▸ **What to produce**
Copy the records word for word, everything from the line containing "range-button-近30日[interactable]: 近30日 (770, 238, 836, 257)" down to the line containing "846, 305, 886)", including both of those lines.

------------------------

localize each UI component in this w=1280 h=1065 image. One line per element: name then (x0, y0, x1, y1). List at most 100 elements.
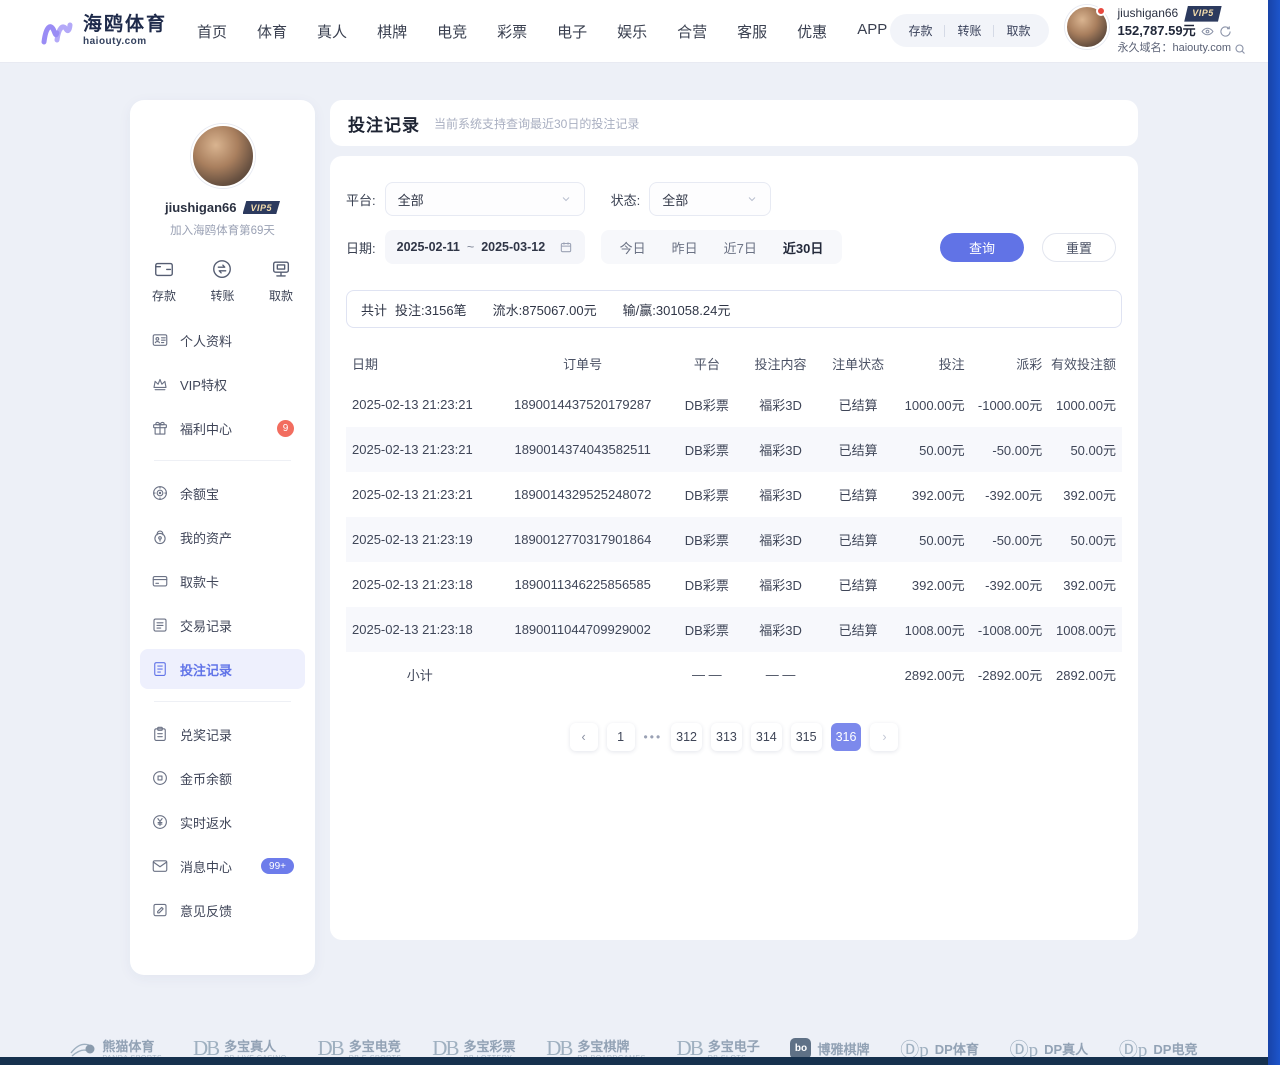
range-button-近30日[interactable]: 近30日 (770, 238, 836, 257)
cell-valid-bet: 392.00元 (1048, 472, 1122, 517)
page-button-313[interactable]: 313 (711, 723, 742, 751)
search-icon[interactable] (1234, 43, 1246, 55)
nav-item-partner[interactable]: 合营 (677, 21, 707, 42)
nav-item-app[interactable]: APP (857, 21, 887, 42)
cell-bet-content: 福彩3D (742, 562, 820, 607)
summary-label: 共计 (361, 300, 387, 319)
sidebar-item-label: 意见反馈 (180, 901, 232, 920)
sidebar-item-coin-balance[interactable]: 金币余额 (140, 758, 305, 798)
profile-avatar[interactable] (191, 124, 255, 188)
main-nav: 首页 体育 真人 棋牌 电竞 彩票 电子 娱乐 合营 客服 优惠 APP (197, 21, 890, 42)
eye-icon[interactable] (1201, 25, 1214, 38)
quick-deposit-button[interactable]: 存款 (152, 258, 176, 304)
page-button-315[interactable]: 315 (791, 723, 822, 751)
range-button-昨日[interactable]: 昨日 (659, 238, 711, 257)
col-header-platform: 平台 (672, 344, 742, 382)
cell-valid-bet: 1008.00元 (1048, 607, 1122, 652)
sidebar-item-messages[interactable]: 消息中心99+ (140, 846, 305, 886)
bet-records-table: 日期订单号平台投注内容注单状态投注派彩有效投注额 2025-02-13 21:2… (346, 344, 1122, 697)
sidebar-item-yuebao[interactable]: 余额宝 (140, 473, 305, 513)
cell-order-status: 已结算 (819, 562, 897, 607)
search-button[interactable]: 查询 (940, 233, 1024, 262)
nav-item-service[interactable]: 客服 (737, 21, 767, 42)
nav-item-esports[interactable]: 电竞 (437, 21, 467, 42)
divider (154, 701, 291, 702)
range-button-近7日[interactable]: 近7日 (711, 238, 770, 257)
brand-name: 多宝棋牌 (577, 1036, 645, 1055)
summary-bets: 投注:3156笔 (395, 300, 467, 319)
page-button-314[interactable]: 314 (751, 723, 782, 751)
col-header-date: 日期 (346, 344, 493, 382)
page-button-316[interactable]: 316 (831, 723, 862, 751)
col-header-bet-content: 投注内容 (742, 344, 820, 382)
range-button-今日[interactable]: 今日 (607, 238, 659, 257)
summary-bar: 共计 投注:3156笔 流水:875067.00元 输/赢:301058.24元 (346, 290, 1122, 328)
brand-title: 海鸥体育 (83, 15, 167, 36)
nav-item-promo[interactable]: 优惠 (797, 21, 827, 42)
sidebar-item-profile[interactable]: 个人资料 (140, 320, 305, 360)
brand-logo[interactable]: 海鸥体育 haiouty.com (40, 15, 167, 47)
page-button-312[interactable]: 312 (671, 723, 702, 751)
sidebar-item-assets[interactable]: 我的资产 (140, 517, 305, 557)
cell-order-no: 1890014329525248072 (493, 472, 671, 517)
deposit-button[interactable]: 存款 (896, 22, 944, 39)
avatar[interactable] (1065, 5, 1109, 49)
nav-item-entertainment[interactable]: 娱乐 (617, 21, 647, 42)
sidebar-item-feedback[interactable]: 意见反馈 (140, 890, 305, 930)
nav-item-slots[interactable]: 电子 (557, 21, 587, 42)
quick-action-label: 取款 (269, 287, 293, 304)
nav-item-board[interactable]: 棋牌 (377, 21, 407, 42)
col-header-payout: 派彩 (971, 344, 1049, 382)
nav-item-sports[interactable]: 体育 (257, 21, 287, 42)
cell-valid-bet: 50.00元 (1048, 427, 1122, 472)
table-row: 2025-02-13 21:23:191890012770317901864DB… (346, 517, 1122, 562)
lock-icon (151, 528, 169, 546)
page-ellipsis[interactable]: ••• (644, 730, 663, 744)
cell-platform: DB彩票 (672, 517, 742, 562)
platform-select[interactable]: 全部 (385, 182, 585, 216)
prev-page-button[interactable]: ‹ (570, 723, 598, 751)
cell-order-no: 1890014374043582511 (493, 427, 671, 472)
cell-order-status: 已结算 (819, 517, 897, 562)
sidebar-item-bet-records[interactable]: 投注记录 (140, 649, 305, 689)
refresh-icon[interactable] (1219, 25, 1232, 38)
next-page-button[interactable]: › (870, 723, 898, 751)
page-button-1[interactable]: 1 (607, 723, 635, 751)
cell-platform: DB彩票 (672, 427, 742, 472)
quick-range-group: 今日昨日近7日近30日 (601, 230, 843, 264)
cell-bet-amount: 1008.00元 (897, 607, 971, 652)
nav-item-lottery[interactable]: 彩票 (497, 21, 527, 42)
sidebar-item-welfare[interactable]: 福利中心9 (140, 408, 305, 448)
sidebar-item-transactions[interactable]: 交易记录 (140, 605, 305, 645)
vip-badge: VIP5 (1184, 6, 1222, 22)
quick-transfer-button[interactable]: 转账 (210, 258, 234, 304)
date-to: 2025-03-12 (481, 240, 545, 254)
status-filter-label: 状态: (611, 190, 641, 209)
sidebar-item-label: 消息中心 (180, 857, 232, 876)
cell-valid-bet: 50.00元 (1048, 517, 1122, 562)
cell-bet-amount: 1000.00元 (897, 382, 971, 427)
sidebar-item-rebate[interactable]: 实时返水 (140, 802, 305, 842)
reset-button[interactable]: 重置 (1042, 233, 1116, 262)
status-select[interactable]: 全部 (649, 182, 771, 216)
footer-brand-6[interactable]: bo博雅棋牌 (790, 1038, 869, 1059)
cell-payout: -1000.00元 (971, 382, 1049, 427)
quick-withdraw-button[interactable]: 取款 (269, 258, 293, 304)
wallet-quick-actions: 存款转账取款 (890, 14, 1048, 47)
sidebar-item-redeem[interactable]: 兑奖记录 (140, 714, 305, 754)
nav-item-home[interactable]: 首页 (197, 21, 227, 42)
transfer-button[interactable]: 转账 (945, 22, 993, 39)
nav-item-live[interactable]: 真人 (317, 21, 347, 42)
cell-bet-amount: 392.00元 (897, 562, 971, 607)
sidebar-item-label: 余额宝 (180, 484, 219, 503)
cell-order-no: 1890011346225856585 (493, 562, 671, 607)
sidebar-item-withdraw-card[interactable]: 取款卡 (140, 561, 305, 601)
crown-icon (151, 375, 169, 393)
date-filter-label: 日期: (346, 238, 376, 257)
date-range-input[interactable]: 2025-02-11 ~ 2025-03-12 (385, 230, 585, 264)
cell-date: 2025-02-13 21:23:21 (346, 427, 493, 472)
withdraw-button[interactable]: 取款 (994, 22, 1042, 39)
cell-platform: DB彩票 (672, 607, 742, 652)
cell-order-no: 1890014437520179287 (493, 382, 671, 427)
sidebar-item-vip[interactable]: VIP特权 (140, 364, 305, 404)
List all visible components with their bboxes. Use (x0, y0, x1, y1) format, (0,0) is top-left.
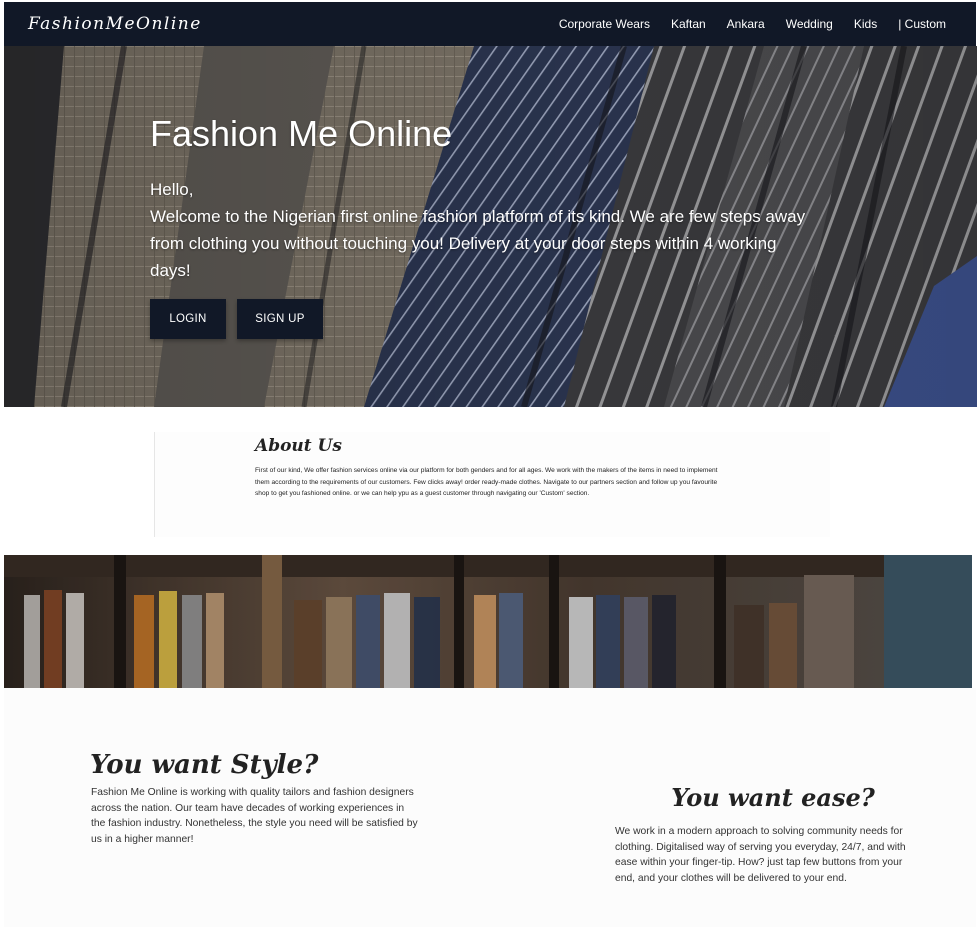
about-text: First of our kind, We offer fashion serv… (255, 467, 718, 497)
about-section: About Us First of our kind, We offer fas… (154, 432, 830, 537)
ease-heading: You want ease? (671, 783, 875, 812)
hero-buttons: LOGIN SIGN UP (150, 299, 323, 339)
top-navbar: FashionMeOnline Corporate Wears Kaftan A… (4, 2, 976, 46)
style-text: Fashion Me Online is working with qualit… (91, 787, 418, 845)
style-heading: You want Style? (90, 750, 319, 780)
ease-card: You want ease? We work in a modern appro… (612, 780, 924, 886)
hero-content: Fashion Me Online Hello, Welcome to the … (150, 112, 820, 284)
about-heading: About Us (255, 436, 342, 456)
nav-link-corporate-wears[interactable]: Corporate Wears (559, 17, 650, 31)
login-button[interactable]: LOGIN (150, 299, 226, 339)
signup-button[interactable]: SIGN UP (237, 299, 323, 339)
nav-links: Corporate Wears Kaftan Ankara Wedding Ki… (538, 17, 946, 31)
style-card: You want Style? Fashion Me Online is wor… (80, 745, 420, 847)
clothing-store-image (4, 555, 972, 688)
brand-logo[interactable]: FashionMeOnline (28, 14, 202, 34)
hero-welcome-text: Welcome to the Nigerian first online fas… (150, 207, 806, 280)
nav-link-ankara[interactable]: Ankara (727, 17, 765, 31)
hero-title: Fashion Me Online (150, 113, 453, 154)
hero-greeting: Hello, (150, 180, 194, 199)
nav-link-custom[interactable]: | Custom (898, 17, 946, 31)
store-banner-image (4, 555, 972, 688)
hero-section: Fashion Me Online Hello, Welcome to the … (4, 46, 977, 407)
nav-link-kaftan[interactable]: Kaftan (671, 17, 706, 31)
nav-link-wedding[interactable]: Wedding (786, 17, 833, 31)
nav-link-kids[interactable]: Kids (854, 17, 877, 31)
ease-text: We work in a modern approach to solving … (615, 826, 906, 884)
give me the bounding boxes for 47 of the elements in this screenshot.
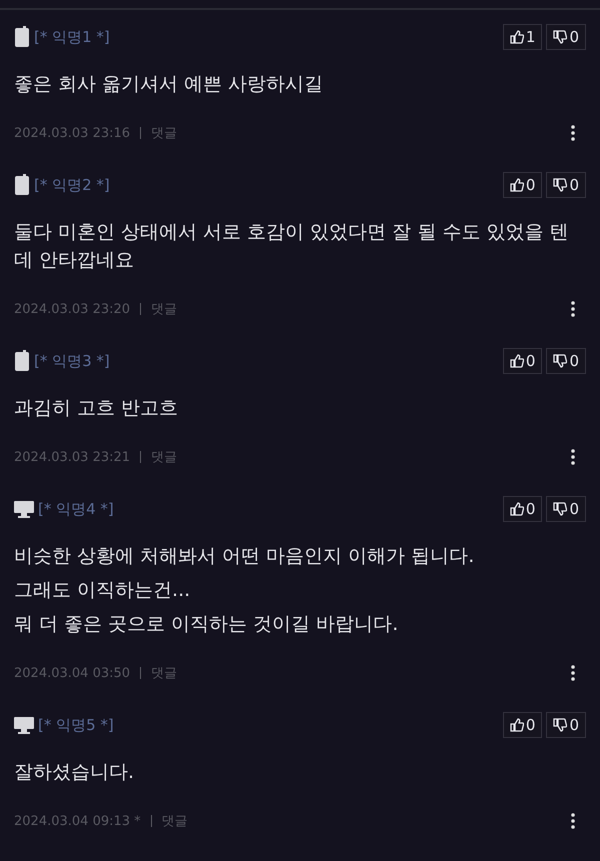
monitor-icon xyxy=(14,715,34,735)
thumbs-down-icon xyxy=(553,354,568,368)
like-button[interactable]: 0 xyxy=(502,348,542,374)
like-button[interactable]: 1 xyxy=(502,24,542,50)
thumbs-down-icon xyxy=(553,178,568,192)
thumbs-down-icon xyxy=(553,718,568,732)
like-button[interactable]: 0 xyxy=(502,712,542,738)
phone-icon xyxy=(14,26,30,48)
phone-icon xyxy=(14,350,30,372)
more-icon[interactable] xyxy=(570,664,576,682)
dislike-button[interactable]: 0 xyxy=(546,496,586,522)
dislike-button[interactable]: 0 xyxy=(546,348,586,374)
author-name: [* 익명1 *] xyxy=(34,28,110,46)
more-icon[interactable] xyxy=(570,300,576,318)
thumbs-up-icon xyxy=(510,354,524,368)
comment-text: 과김히 고흐 반고흐 xyxy=(14,396,180,421)
comment-date: 2024.03.03 23:20 xyxy=(14,302,130,316)
comment-date: 2024.03.03 23:16 xyxy=(14,126,130,140)
dislike-button[interactable]: 0 xyxy=(546,24,586,50)
more-icon[interactable] xyxy=(570,812,576,830)
dislike-button[interactable]: 0 xyxy=(546,712,586,738)
comment-text: 그래도 이직하는건... xyxy=(14,578,192,603)
thumbs-up-icon xyxy=(510,718,524,732)
author-name: [* 익명2 *] xyxy=(34,176,110,194)
comment-date: 2024.03.04 09:13 * xyxy=(14,814,141,828)
comment-date: 2024.03.04 03:50 xyxy=(14,666,130,680)
comment-text: 뭐 더 좋은 곳으로 이직하는 것이길 바랍니다. xyxy=(14,612,400,637)
monitor-icon xyxy=(14,499,34,519)
author-name: [* 익명5 *] xyxy=(38,716,114,734)
comment-text: 둘다 미혼인 상태에서 서로 호감이 있었다면 잘 될 수도 있었을 텐데 안타깝네요 xyxy=(14,220,570,273)
more-icon[interactable] xyxy=(570,448,576,466)
phone-icon xyxy=(14,174,30,196)
like-button[interactable]: 0 xyxy=(502,172,542,198)
comment-text: 잘하셨습니다. xyxy=(14,760,136,785)
thumbs-up-icon xyxy=(510,502,524,516)
like-button[interactable]: 0 xyxy=(502,496,542,522)
more-icon[interactable] xyxy=(570,124,576,142)
thumbs-down-icon xyxy=(553,502,568,516)
thumbs-down-icon xyxy=(553,30,568,44)
thumbs-up-icon xyxy=(510,30,524,44)
author-name: [* 익명4 *] xyxy=(38,500,114,518)
comment-date: 2024.03.03 23:21 xyxy=(14,450,130,464)
thumbs-up-icon xyxy=(510,178,524,192)
comment-text: 좋은 회사 옮기셔서 예쁜 사랑하시길 xyxy=(14,72,324,97)
comment-text: 비슷한 상황에 처해봐서 어떤 마음인지 이해가 됩니다. xyxy=(14,544,476,569)
author-name: [* 익명3 *] xyxy=(34,352,110,370)
dislike-button[interactable]: 0 xyxy=(546,172,586,198)
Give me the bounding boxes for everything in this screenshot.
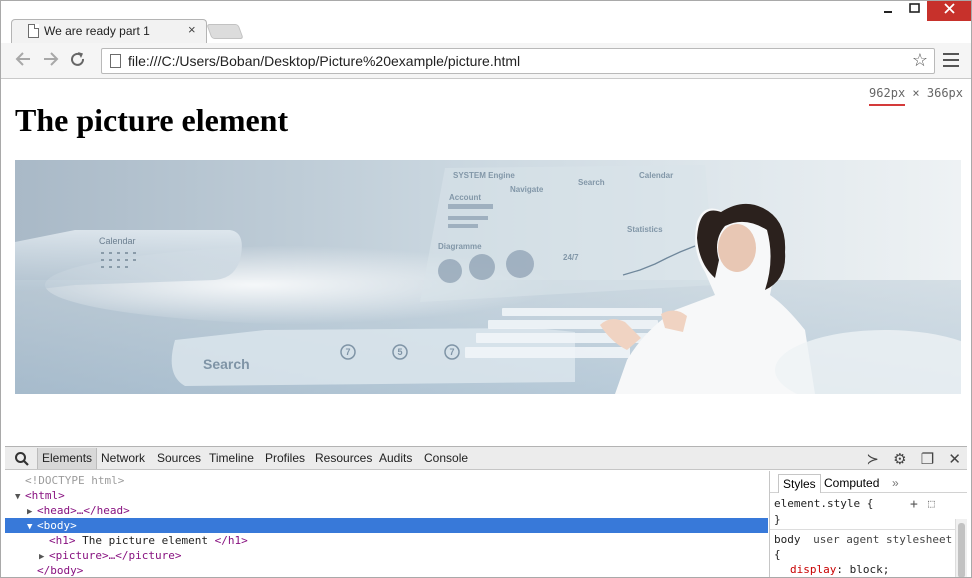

------------------------

▸ **Written reply**
range-button-近30日[interactable]: 近30日 (770, 238, 836, 257)
cell-valid-bet: 392.00元 (1048, 472, 1122, 517)
page-button-313[interactable]: 313 (711, 723, 742, 751)
search-icon[interactable] (1234, 43, 1246, 55)
nav-item-partner[interactable]: 合营 (677, 21, 707, 42)
nav-item-app[interactable]: APP (857, 21, 887, 42)
cell-bet-content: 福彩3D (742, 562, 820, 607)
summary-label: 共计 (361, 300, 387, 319)
sidebar-item-label: 意见反馈 (180, 901, 232, 920)
sidebar-item-coin-balance[interactable]: 金币余额 (140, 758, 305, 798)
profile-avatar[interactable] (191, 124, 255, 188)
main-nav: 首页 体育 真人 棋牌 电竞 彩票 电子 娱乐 合营 客服 优惠 APP (197, 21, 890, 42)
eye-icon[interactable] (1201, 25, 1214, 38)
quick-deposit-button[interactable]: 存款 (152, 258, 176, 304)
page-button-315[interactable]: 315 (791, 723, 822, 751)
range-button-昨日[interactable]: 昨日 (659, 238, 711, 257)
col-header-platform: 平台 (672, 344, 742, 382)
cell-valid-bet: 1008.00元 (1048, 607, 1122, 652)
sidebar-item-messages[interactable]: 消息中心99+ (140, 846, 305, 886)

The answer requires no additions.